* _RECORDS TO USE_:
____
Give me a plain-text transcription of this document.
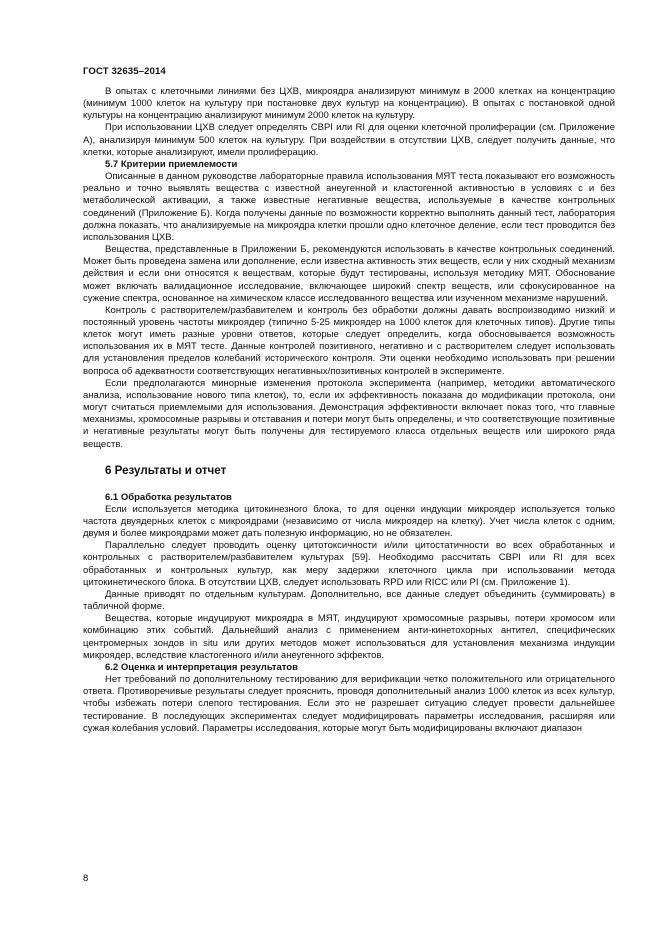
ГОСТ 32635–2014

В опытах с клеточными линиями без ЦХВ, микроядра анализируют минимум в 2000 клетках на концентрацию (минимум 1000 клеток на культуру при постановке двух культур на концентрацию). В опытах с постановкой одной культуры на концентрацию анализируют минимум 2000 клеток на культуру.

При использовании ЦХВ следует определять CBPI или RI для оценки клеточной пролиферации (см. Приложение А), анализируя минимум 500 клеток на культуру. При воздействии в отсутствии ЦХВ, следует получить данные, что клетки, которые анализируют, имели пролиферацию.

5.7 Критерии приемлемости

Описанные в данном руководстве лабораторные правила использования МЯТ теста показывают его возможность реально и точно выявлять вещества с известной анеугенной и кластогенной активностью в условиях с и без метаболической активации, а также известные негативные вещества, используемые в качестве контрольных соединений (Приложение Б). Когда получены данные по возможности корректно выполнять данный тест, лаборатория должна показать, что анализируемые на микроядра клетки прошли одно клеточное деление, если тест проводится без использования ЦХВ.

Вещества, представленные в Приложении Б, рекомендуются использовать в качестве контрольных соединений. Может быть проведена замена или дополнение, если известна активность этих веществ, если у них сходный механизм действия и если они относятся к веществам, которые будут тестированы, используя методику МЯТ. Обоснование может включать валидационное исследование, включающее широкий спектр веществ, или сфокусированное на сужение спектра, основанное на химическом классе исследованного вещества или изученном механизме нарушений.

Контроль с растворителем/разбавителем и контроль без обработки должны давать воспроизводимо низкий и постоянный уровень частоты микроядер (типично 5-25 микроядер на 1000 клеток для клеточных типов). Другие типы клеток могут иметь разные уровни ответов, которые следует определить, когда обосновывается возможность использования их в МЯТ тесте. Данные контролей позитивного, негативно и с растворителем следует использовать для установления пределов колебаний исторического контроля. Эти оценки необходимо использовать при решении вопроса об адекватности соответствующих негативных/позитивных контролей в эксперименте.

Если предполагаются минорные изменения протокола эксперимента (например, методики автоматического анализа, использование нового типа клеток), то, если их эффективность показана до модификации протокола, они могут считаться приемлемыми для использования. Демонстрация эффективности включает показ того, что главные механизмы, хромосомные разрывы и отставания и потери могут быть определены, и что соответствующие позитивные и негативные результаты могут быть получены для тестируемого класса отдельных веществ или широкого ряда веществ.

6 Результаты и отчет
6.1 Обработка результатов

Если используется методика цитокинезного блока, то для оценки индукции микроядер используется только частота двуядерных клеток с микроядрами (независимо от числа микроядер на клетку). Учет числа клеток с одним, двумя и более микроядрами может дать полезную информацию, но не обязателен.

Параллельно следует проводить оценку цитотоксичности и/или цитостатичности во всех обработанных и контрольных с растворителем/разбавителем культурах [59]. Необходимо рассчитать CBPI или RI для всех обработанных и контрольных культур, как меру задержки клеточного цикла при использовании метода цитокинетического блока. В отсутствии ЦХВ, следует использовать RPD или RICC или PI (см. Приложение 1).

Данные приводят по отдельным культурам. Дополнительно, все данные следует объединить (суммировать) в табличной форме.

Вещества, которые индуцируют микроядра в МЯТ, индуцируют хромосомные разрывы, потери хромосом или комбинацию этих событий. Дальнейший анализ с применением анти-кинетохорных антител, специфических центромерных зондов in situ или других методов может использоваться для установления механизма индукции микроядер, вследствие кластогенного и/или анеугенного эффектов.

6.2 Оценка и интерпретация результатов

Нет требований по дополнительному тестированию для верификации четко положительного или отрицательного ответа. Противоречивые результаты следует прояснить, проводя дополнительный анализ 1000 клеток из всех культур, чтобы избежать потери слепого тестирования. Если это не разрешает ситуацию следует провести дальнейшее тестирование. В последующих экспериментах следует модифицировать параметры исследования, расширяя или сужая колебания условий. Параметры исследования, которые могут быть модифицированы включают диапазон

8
____
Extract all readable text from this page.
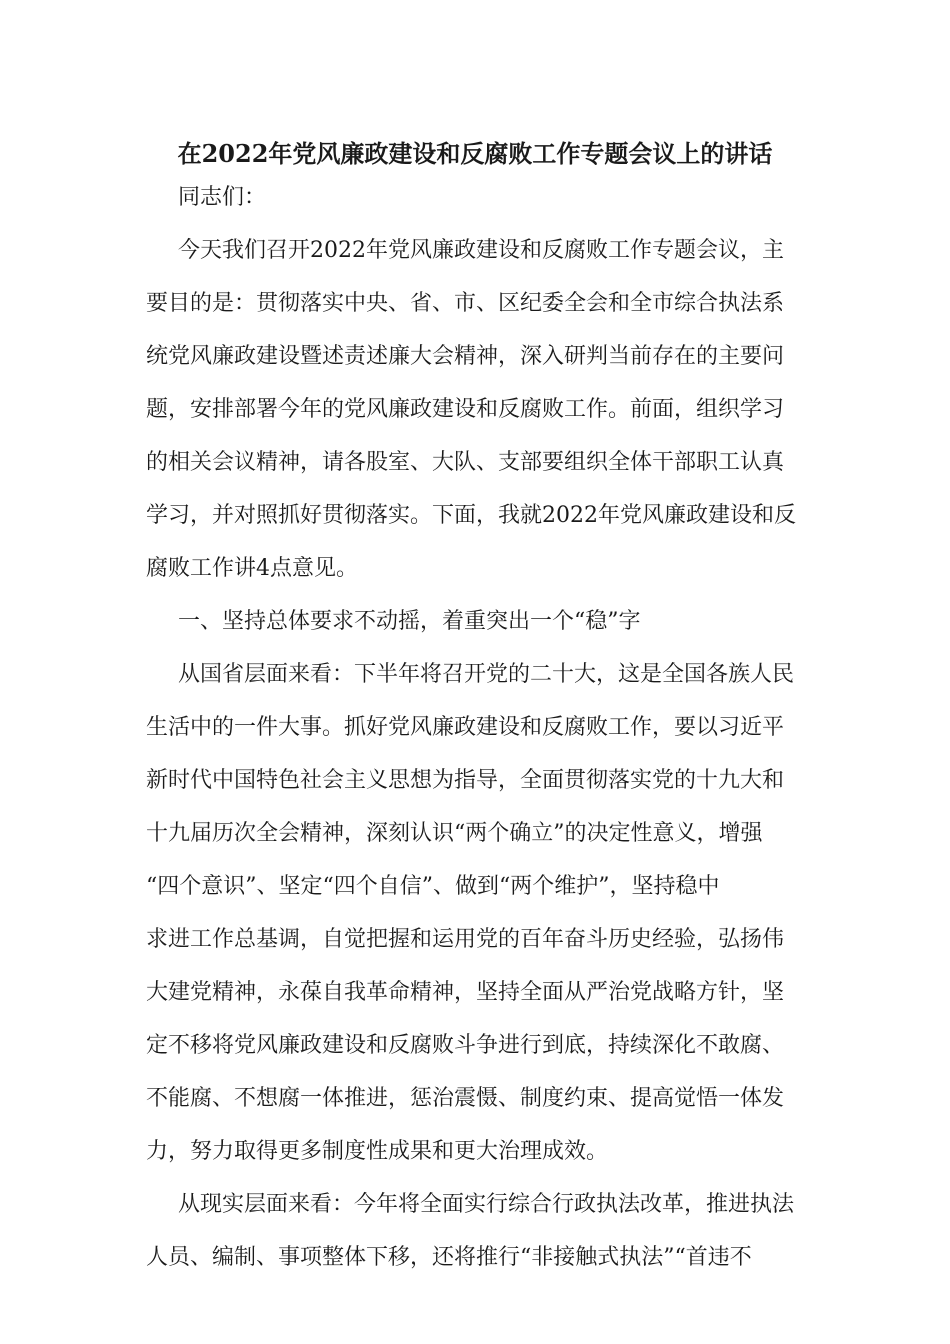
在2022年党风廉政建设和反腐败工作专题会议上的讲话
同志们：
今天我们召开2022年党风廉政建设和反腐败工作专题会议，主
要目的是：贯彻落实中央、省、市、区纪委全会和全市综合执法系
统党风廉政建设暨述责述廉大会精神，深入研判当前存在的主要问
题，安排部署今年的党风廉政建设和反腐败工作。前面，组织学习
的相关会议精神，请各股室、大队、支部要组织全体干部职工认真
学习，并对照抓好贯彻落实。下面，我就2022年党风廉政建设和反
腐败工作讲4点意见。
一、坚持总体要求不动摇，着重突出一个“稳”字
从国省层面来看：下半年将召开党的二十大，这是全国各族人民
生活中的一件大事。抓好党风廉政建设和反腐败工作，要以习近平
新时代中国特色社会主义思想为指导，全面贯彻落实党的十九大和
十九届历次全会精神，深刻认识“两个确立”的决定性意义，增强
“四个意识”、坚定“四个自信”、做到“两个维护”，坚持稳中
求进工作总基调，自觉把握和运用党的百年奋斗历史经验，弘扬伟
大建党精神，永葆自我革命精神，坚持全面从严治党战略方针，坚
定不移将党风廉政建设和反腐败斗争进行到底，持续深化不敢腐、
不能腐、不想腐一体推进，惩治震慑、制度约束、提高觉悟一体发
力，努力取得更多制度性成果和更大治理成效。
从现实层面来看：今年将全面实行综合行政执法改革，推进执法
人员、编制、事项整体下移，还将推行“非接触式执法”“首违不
____
* _TASK_:
Wherever a line in the data above holds "результатов", copy that line.

* _WORKED SOLUTION_:
6.1 Обработка результатов
6.2 Оценка и интерпретация результатов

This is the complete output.